_REQUIREMENTS_. Using the listing below, report all lines holding the word "wachßkertzlin".

_RECORDED INFORMATION_.
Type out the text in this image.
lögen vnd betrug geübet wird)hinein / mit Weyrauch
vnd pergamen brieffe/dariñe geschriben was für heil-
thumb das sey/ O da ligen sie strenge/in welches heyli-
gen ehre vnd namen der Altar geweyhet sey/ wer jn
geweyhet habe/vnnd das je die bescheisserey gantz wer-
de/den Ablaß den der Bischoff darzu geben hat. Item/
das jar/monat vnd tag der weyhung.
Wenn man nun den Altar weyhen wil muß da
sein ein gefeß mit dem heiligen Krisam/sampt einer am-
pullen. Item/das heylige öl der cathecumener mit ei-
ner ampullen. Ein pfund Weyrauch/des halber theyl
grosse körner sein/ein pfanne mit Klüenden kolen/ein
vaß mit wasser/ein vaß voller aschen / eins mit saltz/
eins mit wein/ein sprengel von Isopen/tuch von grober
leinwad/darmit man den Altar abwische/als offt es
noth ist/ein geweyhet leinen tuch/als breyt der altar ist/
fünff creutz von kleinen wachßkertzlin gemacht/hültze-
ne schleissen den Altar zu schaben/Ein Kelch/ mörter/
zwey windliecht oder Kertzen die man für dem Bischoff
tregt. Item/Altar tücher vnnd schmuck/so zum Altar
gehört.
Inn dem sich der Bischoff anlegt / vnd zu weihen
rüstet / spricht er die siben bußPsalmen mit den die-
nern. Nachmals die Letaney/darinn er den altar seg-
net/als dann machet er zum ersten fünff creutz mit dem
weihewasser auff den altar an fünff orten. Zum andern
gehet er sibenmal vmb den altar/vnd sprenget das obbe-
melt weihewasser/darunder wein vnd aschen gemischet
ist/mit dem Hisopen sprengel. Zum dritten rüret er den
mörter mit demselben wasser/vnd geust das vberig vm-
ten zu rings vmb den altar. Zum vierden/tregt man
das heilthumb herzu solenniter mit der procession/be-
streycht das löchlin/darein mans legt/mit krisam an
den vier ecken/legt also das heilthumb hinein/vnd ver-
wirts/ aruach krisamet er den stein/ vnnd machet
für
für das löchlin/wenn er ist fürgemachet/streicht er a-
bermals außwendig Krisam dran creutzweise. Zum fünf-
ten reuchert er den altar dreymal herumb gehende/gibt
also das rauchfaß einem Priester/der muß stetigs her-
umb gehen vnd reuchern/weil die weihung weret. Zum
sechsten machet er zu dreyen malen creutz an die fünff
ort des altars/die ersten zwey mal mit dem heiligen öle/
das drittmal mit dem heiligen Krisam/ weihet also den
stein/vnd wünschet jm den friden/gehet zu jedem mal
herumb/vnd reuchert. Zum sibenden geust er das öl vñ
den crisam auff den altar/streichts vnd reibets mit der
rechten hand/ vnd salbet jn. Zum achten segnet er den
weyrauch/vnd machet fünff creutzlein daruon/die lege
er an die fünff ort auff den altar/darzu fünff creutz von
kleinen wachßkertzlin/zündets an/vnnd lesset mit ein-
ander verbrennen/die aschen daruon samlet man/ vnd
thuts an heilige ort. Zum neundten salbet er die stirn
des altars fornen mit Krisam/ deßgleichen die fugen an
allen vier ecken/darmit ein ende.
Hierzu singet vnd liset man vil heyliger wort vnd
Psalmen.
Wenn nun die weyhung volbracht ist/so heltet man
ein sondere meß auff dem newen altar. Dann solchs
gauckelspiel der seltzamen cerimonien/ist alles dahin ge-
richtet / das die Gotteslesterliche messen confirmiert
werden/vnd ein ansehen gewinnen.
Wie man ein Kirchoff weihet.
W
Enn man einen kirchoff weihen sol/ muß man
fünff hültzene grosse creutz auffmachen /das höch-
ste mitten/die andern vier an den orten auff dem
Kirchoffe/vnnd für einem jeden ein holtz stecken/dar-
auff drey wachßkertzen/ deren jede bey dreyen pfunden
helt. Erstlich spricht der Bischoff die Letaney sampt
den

_SOLUTION FOR THIS EXERCISE_.
fünff creutz von kleinen wachßkertzlin gemacht/hültze-
kleinen wachßkertzlin/zündets an/vnnd lesset mit ein-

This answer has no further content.